• Exercise
Gather the lines that hold the string "Temperature".

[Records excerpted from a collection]

-----

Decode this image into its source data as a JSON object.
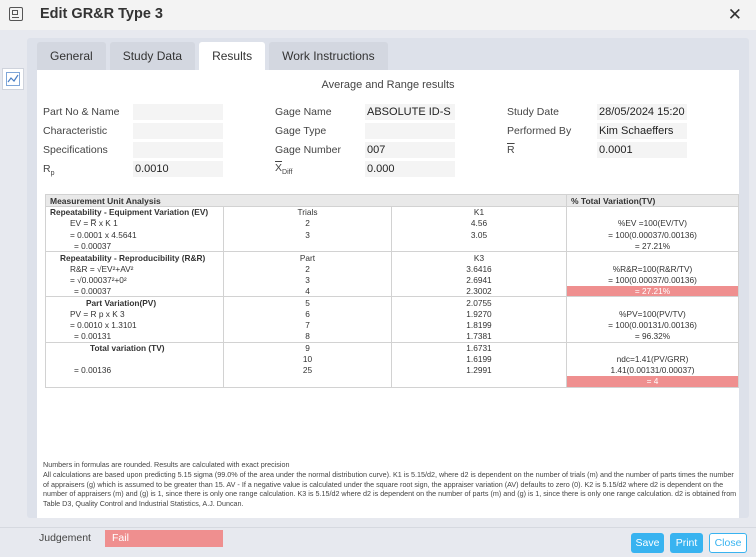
{
  "window": {
    "title": "Edit GR&R Type 3",
    "close_label": "✕"
  },
  "tabs": [
    {
      "label": "General"
    },
    {
      "label": "Study Data"
    },
    {
      "label": "Results"
    },
    {
      "label": "Work Instructions"
    }
  ],
  "section_title": "Average and Range results",
  "info": {
    "part_no_label": "Part No & Name",
    "part_no_value": "",
    "characteristic_label": "Characteristic",
    "characteristic_value": "",
    "specifications_label": "Specifications",
    "specifications_value": "",
    "rp_label": "R",
    "rp_sub": "p",
    "rp_value": "0.0010",
    "gage_name_label": "Gage Name",
    "gage_name_value": "ABSOLUTE ID-S",
    "gage_type_label": "Gage Type",
    "gage_type_value": "",
    "gage_number_label": "Gage Number",
    "gage_number_value": "007",
    "xdiff_label": "X",
    "xdiff_sub": "Diff",
    "xdiff_value": "0.000",
    "study_date_label": "Study Date",
    "study_date_value": "28/05/2024 15:20",
    "performed_by_label": "Performed By",
    "performed_by_value": "Kim Schaeffers",
    "rbar_label": "R",
    "rbar_value": "0.0001"
  },
  "table": {
    "header_left": "Measurement Unit Analysis",
    "header_right": "% Total Variation(TV)",
    "rows": [
      [
        "Repeatability - Equipment Variation (EV)",
        "Trials",
        "K1",
        ""
      ],
      [
        "EV = R̅ x K 1",
        "2",
        "4.56",
        "%EV =100(EV/TV)"
      ],
      [
        "= 0.0001 x 4.5641",
        "3",
        "3.05",
        "= 100(0.00037/0.00136)"
      ],
      [
        "= 0.00037",
        "",
        "",
        "= 27.21%"
      ],
      [
        "Repeatability - Reproducibility (R&R)",
        "Part",
        "K3",
        ""
      ],
      [
        "R&R = √EV²+AV²",
        "2",
        "3.6416",
        "%R&R=100(R&R/TV)"
      ],
      [
        "= √0.00037²+0²",
        "3",
        "2.6941",
        "= 100(0.00037/0.00136)"
      ],
      [
        "= 0.00037",
        "4",
        "2.3002",
        "= 27.21%"
      ],
      [
        "Part Variation(PV)",
        "5",
        "2.0755",
        ""
      ],
      [
        "PV = R p x K 3",
        "6",
        "1.9270",
        "%PV=100(PV/TV)"
      ],
      [
        "= 0.0010 x 1.3101",
        "7",
        "1.8199",
        "= 100(0.00131/0.00136)"
      ],
      [
        "= 0.00131",
        "8",
        "1.7381",
        "= 96.32%"
      ],
      [
        "Total variation (TV)",
        "9",
        "1.6731",
        ""
      ],
      [
        "",
        "10",
        "1.6199",
        "ndc=1.41(PV/GRR)"
      ],
      [
        "= 0.00136",
        "25",
        "1.2991",
        "1.41(0.00131/0.00037)"
      ],
      [
        "",
        "",
        "",
        "= 4"
      ]
    ]
  },
  "notes": {
    "line1": "Numbers in formulas are rounded. Results are calculated with exact precision",
    "line2": "All calculations are based upon predicting 5.15 sigma (99.0% of the area under the normal distribution curve). K1 is 5.15/d2, where d2 is dependent on the number of trials (m) and the number of parts times the number of appraisers (g) which is assumed to be greater than 15. AV - If a negative value is calculated under the square root sign, the appraiser variation (AV) defaults to zero (0). K2 is 5.15/d2 where d2 is dependent on the number of appraisers (m) and (g) is 1, since there is only one range calculation. K3 is 5.15/d2 where d2 is dependent on the number of parts (m) and (g) is 1, since there is only one range calculation. d2 is obtained from Table D3, Quality Control and Industrial Statistics, A.J. Duncan."
  },
  "judgement": {
    "label": "Judgement",
    "value": "Fail"
  },
  "buttons": {
    "save": "Save",
    "print": "Print",
    "close": "Close"
  },
  "colors": {
    "accent": "#38b3f0",
    "fail": "#ef8f8f",
    "panel": "#dde1ea"
  }
}
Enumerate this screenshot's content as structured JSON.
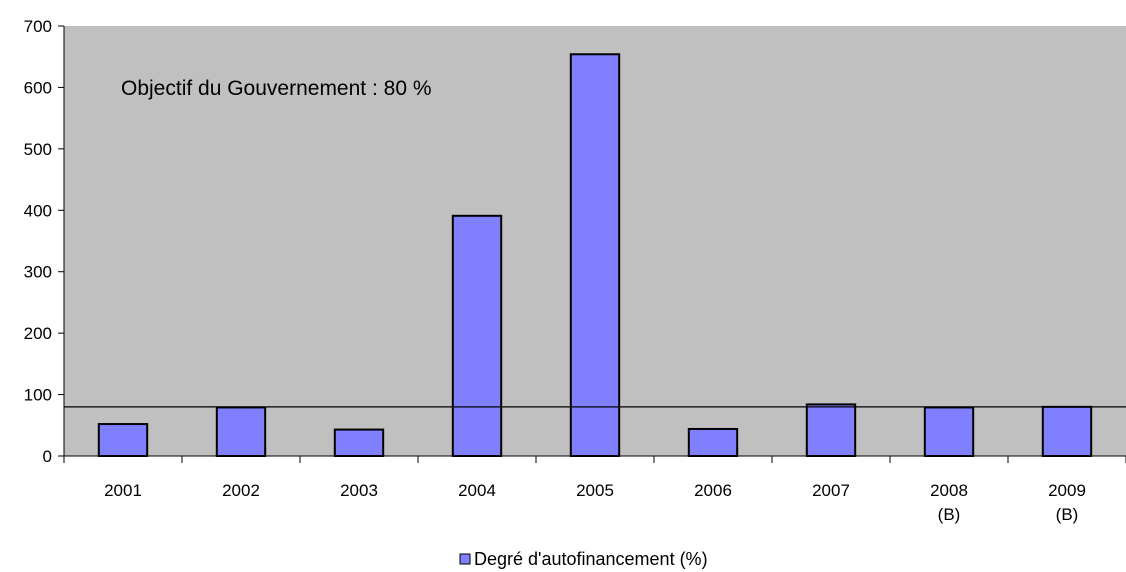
{
  "chart_data": {
    "type": "bar",
    "categories": [
      [
        "2001"
      ],
      [
        "2002"
      ],
      [
        "2003"
      ],
      [
        "2004"
      ],
      [
        "2005"
      ],
      [
        "2006"
      ],
      [
        "2007"
      ],
      [
        "2008",
        "(B)"
      ],
      [
        "2009",
        "(B)"
      ]
    ],
    "series": [
      {
        "name": "Degré d'autofinancement (%)",
        "values": [
          52,
          79,
          43,
          391,
          654,
          44,
          84,
          79,
          80
        ],
        "color": "#8080ff"
      }
    ],
    "ylim": [
      0,
      700
    ],
    "yticks": [
      0,
      100,
      200,
      300,
      400,
      500,
      600,
      700
    ],
    "reference_line": {
      "value": 80
    },
    "annotation": "Objectif du Gouvernement :  80 %",
    "plot_background": "#c0c0c0",
    "grid": false,
    "legend_position": "bottom"
  }
}
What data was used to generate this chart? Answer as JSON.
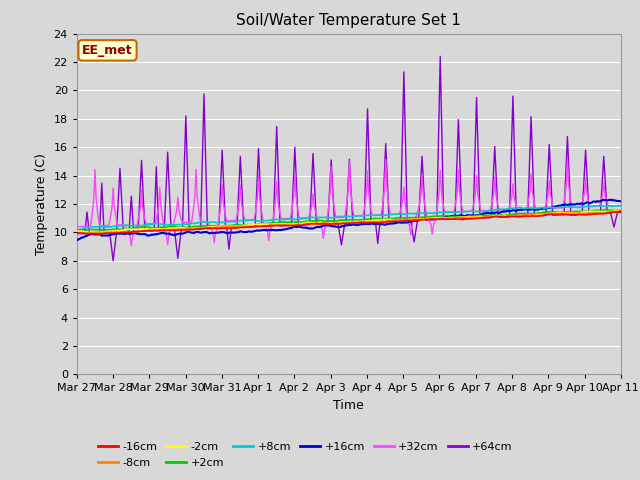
{
  "title": "Soil/Water Temperature Set 1",
  "xlabel": "Time",
  "ylabel": "Temperature (C)",
  "ylim": [
    0,
    24
  ],
  "yticks": [
    0,
    2,
    4,
    6,
    8,
    10,
    12,
    14,
    16,
    18,
    20,
    22,
    24
  ],
  "background_color": "#d8d8d8",
  "plot_bg_color": "#d8d8d8",
  "annotation_text": "EE_met",
  "annotation_bg": "#ffffcc",
  "annotation_border": "#cc6600",
  "series_colors": {
    "-16cm": "#ff0000",
    "-8cm": "#ff8800",
    "-2cm": "#ffff00",
    "+2cm": "#00cc00",
    "+8cm": "#00cccc",
    "+16cm": "#0000cc",
    "+32cm": "#ff44ff",
    "+64cm": "#8800cc"
  },
  "date_labels": [
    "Mar 27",
    "Mar 28",
    "Mar 29",
    "Mar 30",
    "Mar 31",
    "Apr 1",
    "Apr 2",
    "Apr 3",
    "Apr 4",
    "Apr 5",
    "Apr 6",
    "Apr 7",
    "Apr 8",
    "Apr 9",
    "Apr 10",
    "Apr 11"
  ],
  "n_points": 480
}
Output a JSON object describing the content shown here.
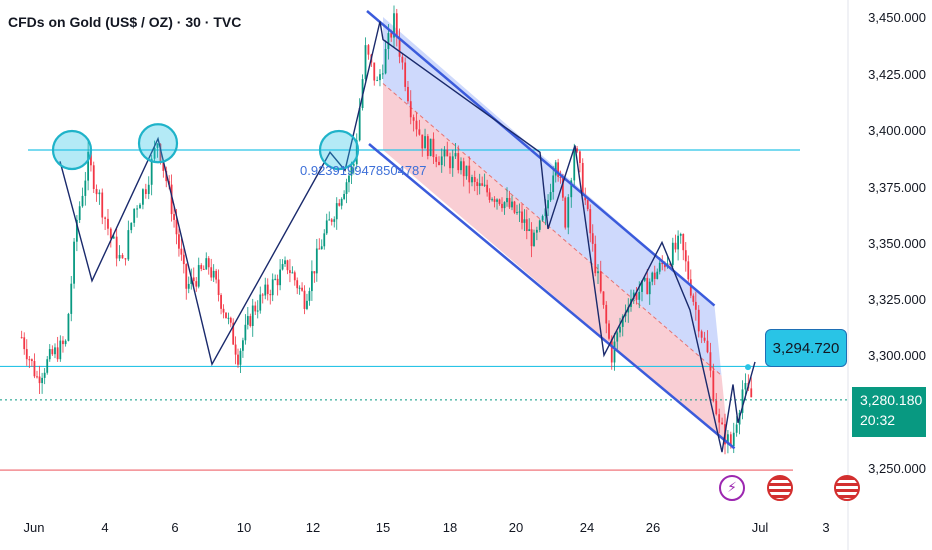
{
  "header": {
    "title": "CFDs on Gold (US$ / OZ) · 30 · TVC"
  },
  "price_axis": {
    "labels": [
      "3,450.000",
      "3,425.000",
      "3,400.000",
      "3,375.000",
      "3,350.000",
      "3,325.000",
      "3,300.000",
      "3,250.000"
    ]
  },
  "date_axis": {
    "labels": [
      "Jun",
      "4",
      "6",
      "10",
      "12",
      "15",
      "18",
      "20",
      "24",
      "26",
      "Jul",
      "3"
    ]
  },
  "current_price": {
    "price": "3,280.180",
    "countdown": "20:32"
  },
  "target_tag": {
    "price": "3,294.720"
  },
  "fib_label": {
    "text": "0.9239199478504787"
  },
  "events": {
    "bolt_icon": "lightning-icon",
    "flag_icon": "us-flag-icon"
  },
  "colors": {
    "up": "#089981",
    "down": "#f23645",
    "channel_upper": "#3b5bdb",
    "channel_fill_upper": "#c5d2fb",
    "channel_fill_lower": "#f8c6cc",
    "level_line": "#29c4e6",
    "support_line": "#f28b91"
  },
  "chart_data": {
    "type": "candlestick",
    "symbol": "CFDs on Gold (US$ / OZ)",
    "timeframe": "30",
    "source": "TVC",
    "ylim": [
      3235,
      3455
    ],
    "price_ticks": [
      3450,
      3425,
      3400,
      3375,
      3350,
      3325,
      3300,
      3250
    ],
    "date_ticks": [
      "Jun",
      "4",
      "6",
      "10",
      "12",
      "15",
      "18",
      "20",
      "24",
      "26",
      "Jul",
      "3"
    ],
    "price_path": [
      [
        "Jun 2",
        3308
      ],
      [
        "Jun 2",
        3290
      ],
      [
        "Jun 2",
        3300
      ],
      [
        "Jun 3",
        3305
      ],
      [
        "Jun 3",
        3360
      ],
      [
        "Jun 3",
        3386
      ],
      [
        "Jun 3",
        3370
      ],
      [
        "Jun 4",
        3352
      ],
      [
        "Jun 4",
        3340
      ],
      [
        "Jun 4",
        3365
      ],
      [
        "Jun 5",
        3375
      ],
      [
        "Jun 5",
        3395
      ],
      [
        "Jun 5",
        3372
      ],
      [
        "Jun 6",
        3330
      ],
      [
        "Jun 6",
        3340
      ],
      [
        "Jun 9",
        3318
      ],
      [
        "Jun 9",
        3300
      ],
      [
        "Jun 10",
        3320
      ],
      [
        "Jun 10",
        3330
      ],
      [
        "Jun 11",
        3340
      ],
      [
        "Jun 11",
        3325
      ],
      [
        "Jun 12",
        3350
      ],
      [
        "Jun 12",
        3370
      ],
      [
        "Jun 13",
        3385
      ],
      [
        "Jun 13",
        3435
      ],
      [
        "Jun 13",
        3420
      ],
      [
        "Jun 15",
        3448
      ],
      [
        "Jun 16",
        3410
      ],
      [
        "Jun 16",
        3395
      ],
      [
        "Jun 17",
        3388
      ],
      [
        "Jun 18",
        3385
      ],
      [
        "Jun 18",
        3375
      ],
      [
        "Jun 19",
        3370
      ],
      [
        "Jun 20",
        3360
      ],
      [
        "Jun 20",
        3350
      ],
      [
        "Jun 21",
        3362
      ],
      [
        "Jun 22",
        3390
      ],
      [
        "Jun 22",
        3360
      ],
      [
        "Jun 23",
        3393
      ],
      [
        "Jun 23",
        3375
      ],
      [
        "Jun 24",
        3340
      ],
      [
        "Jun 24",
        3300
      ],
      [
        "Jun 25",
        3325
      ],
      [
        "Jun 25",
        3330
      ],
      [
        "Jun 26",
        3340
      ],
      [
        "Jun 26",
        3350
      ],
      [
        "Jun 27",
        3320
      ],
      [
        "Jun 27",
        3300
      ],
      [
        "Jun 27",
        3268
      ],
      [
        "Jun 28",
        3260
      ],
      [
        "Jun 28",
        3285
      ],
      [
        "Jun 28",
        3280
      ]
    ],
    "annotations": {
      "resistance_level": 3391,
      "mid_level": 3295,
      "support_level": 3249,
      "current_price": 3280.18,
      "target_price": 3294.72,
      "fib_ratio": 0.9239199478504787,
      "descending_channel": {
        "upper": [
          [
            "Jun 15",
            3450
          ],
          [
            "Jun 27",
            3322
          ]
        ],
        "lower": [
          [
            "Jun 15",
            3391
          ],
          [
            "Jun 28",
            3260
          ]
        ]
      },
      "marked_tops": [
        "Jun 3",
        "Jun 5",
        "Jun 13"
      ]
    }
  }
}
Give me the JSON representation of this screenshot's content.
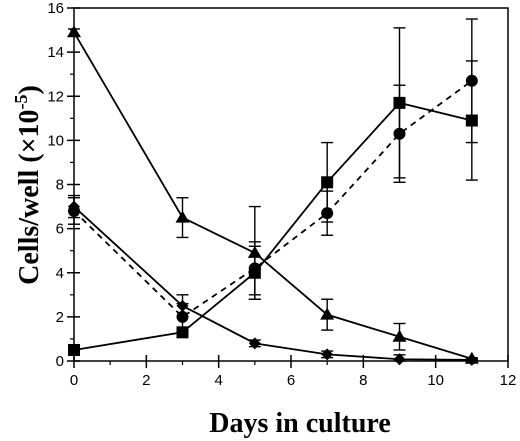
{
  "chart_data": {
    "type": "line",
    "title": "",
    "xlabel": "Days in culture",
    "ylabel_main": "Cells/well (×10",
    "ylabel_exp": "-5",
    "ylabel_close": ")",
    "xlim": [
      0,
      12
    ],
    "ylim": [
      0,
      16
    ],
    "xticks": [
      0,
      2,
      4,
      6,
      8,
      10,
      12
    ],
    "yticks": [
      0,
      2,
      4,
      6,
      8,
      10,
      12,
      14,
      16
    ],
    "grid": false,
    "legend": "none",
    "series": [
      {
        "marker": "triangle",
        "line": "solid",
        "x": [
          0,
          3,
          5,
          7,
          9,
          11
        ],
        "y": [
          14.9,
          6.5,
          4.9,
          2.1,
          1.1,
          0.1
        ],
        "err": [
          0.15,
          0.9,
          2.1,
          0.7,
          0.6,
          0.05
        ]
      },
      {
        "marker": "square",
        "line": "solid",
        "x": [
          0,
          3,
          5,
          7,
          9,
          11
        ],
        "y": [
          0.5,
          1.3,
          4.0,
          8.1,
          11.7,
          10.9
        ],
        "err": [
          0.05,
          0.2,
          1.2,
          1.8,
          3.4,
          2.7
        ]
      },
      {
        "marker": "circle",
        "line": "dashed",
        "x": [
          0,
          3,
          5,
          7,
          9,
          11
        ],
        "y": [
          6.8,
          2.0,
          4.2,
          6.7,
          10.3,
          12.7
        ],
        "err": [
          0.6,
          0.6,
          1.2,
          1.0,
          2.2,
          2.8
        ]
      },
      {
        "marker": "diamond",
        "line": "solid",
        "x": [
          0,
          3,
          5,
          7,
          9,
          11
        ],
        "y": [
          7.0,
          2.5,
          0.8,
          0.3,
          0.08,
          0.05
        ],
        "err": [
          0.5,
          0.5,
          0.15,
          0.15,
          0.2,
          0.05
        ]
      }
    ]
  },
  "colors": {
    "ink": "#000000",
    "background": "#ffffff"
  }
}
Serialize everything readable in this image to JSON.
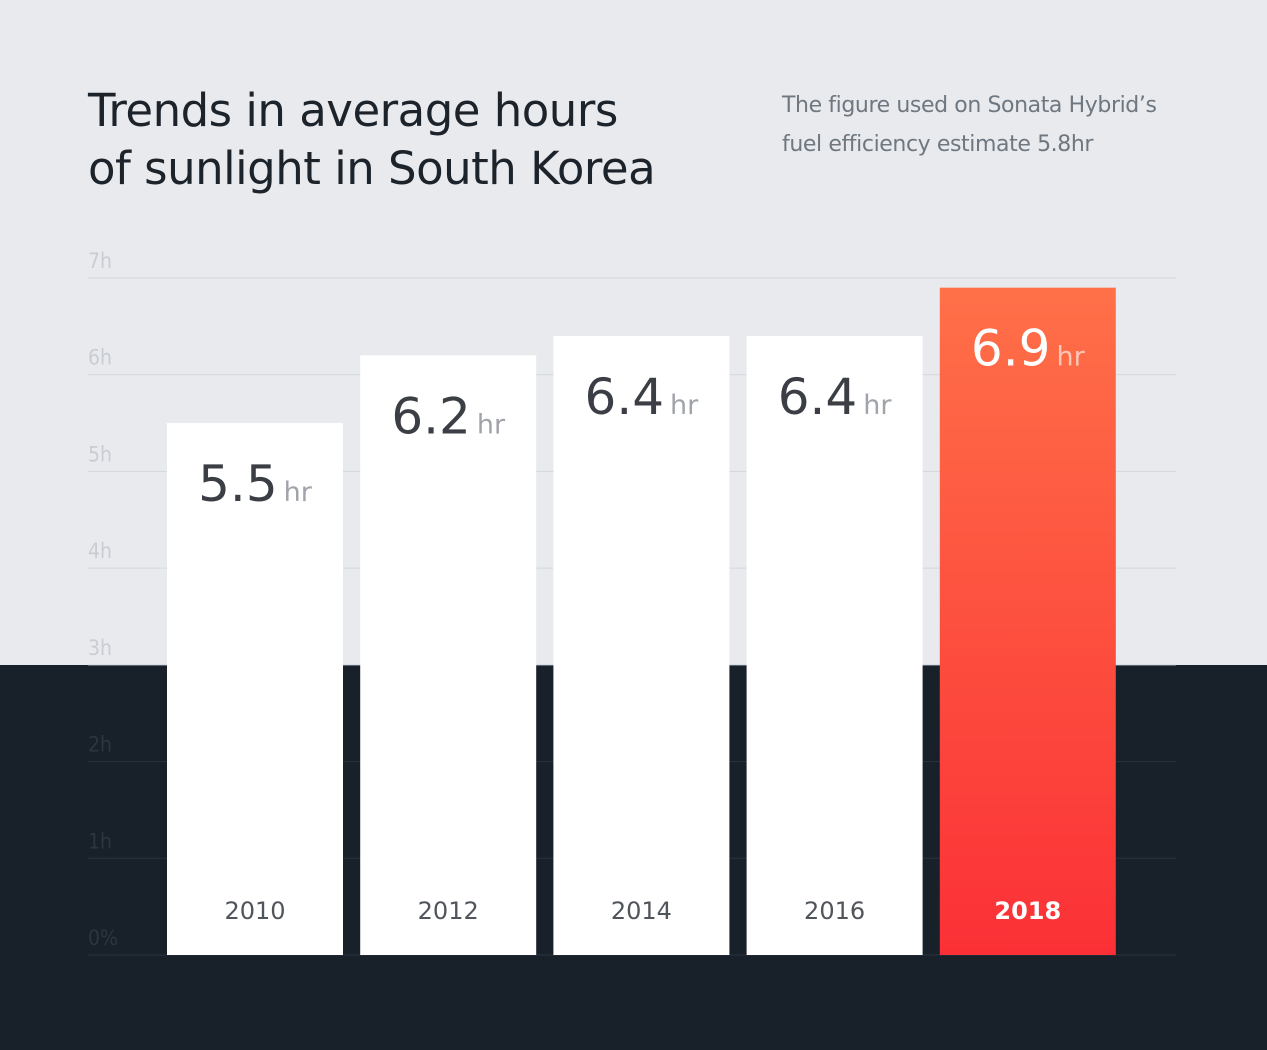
{
  "title_lines": [
    "Trends in average hours",
    "of sunlight in South Korea"
  ],
  "note_lines": [
    "The figure used on Sonata Hybrid’s",
    "fuel efficiency estimate 5.8hr"
  ],
  "colors": {
    "background_top": "#e8eaee",
    "background_bottom": "#18202a",
    "bar": "#ffffff",
    "highlight_top": "#ff7048",
    "highlight_bottom": "#fb3036",
    "value_text": "#3b3f45",
    "unit_text": "#a0a4aa",
    "year_text": "#50555c",
    "tick_text_light": "#c9cdd3",
    "tick_text_dark": "#2c3540",
    "grid_light": "#d3d7dd",
    "grid_dark": "#2a333e"
  },
  "chart_data": {
    "type": "bar",
    "title": "Trends in average hours of sunlight in South Korea",
    "categories": [
      "2010",
      "2012",
      "2014",
      "2016",
      "2018"
    ],
    "values": [
      5.5,
      6.2,
      6.4,
      6.4,
      6.9
    ],
    "value_labels": [
      "5.5",
      "6.2",
      "6.4",
      "6.4",
      "6.9"
    ],
    "unit": "hr",
    "highlight_index": 4,
    "ylim": [
      0,
      7
    ],
    "yticks": [
      {
        "value": 0,
        "label": "0%"
      },
      {
        "value": 1,
        "label": "1h"
      },
      {
        "value": 2,
        "label": "2h"
      },
      {
        "value": 3,
        "label": "3h"
      },
      {
        "value": 4,
        "label": "4h"
      },
      {
        "value": 5,
        "label": "5h"
      },
      {
        "value": 6,
        "label": "6h"
      },
      {
        "value": 7,
        "label": "7h"
      }
    ],
    "grid": true,
    "legend": "none"
  }
}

-----

• The solution
  "title": "Soil/Water Temperature Set 1",
  "ylabel": "Temperature (C)",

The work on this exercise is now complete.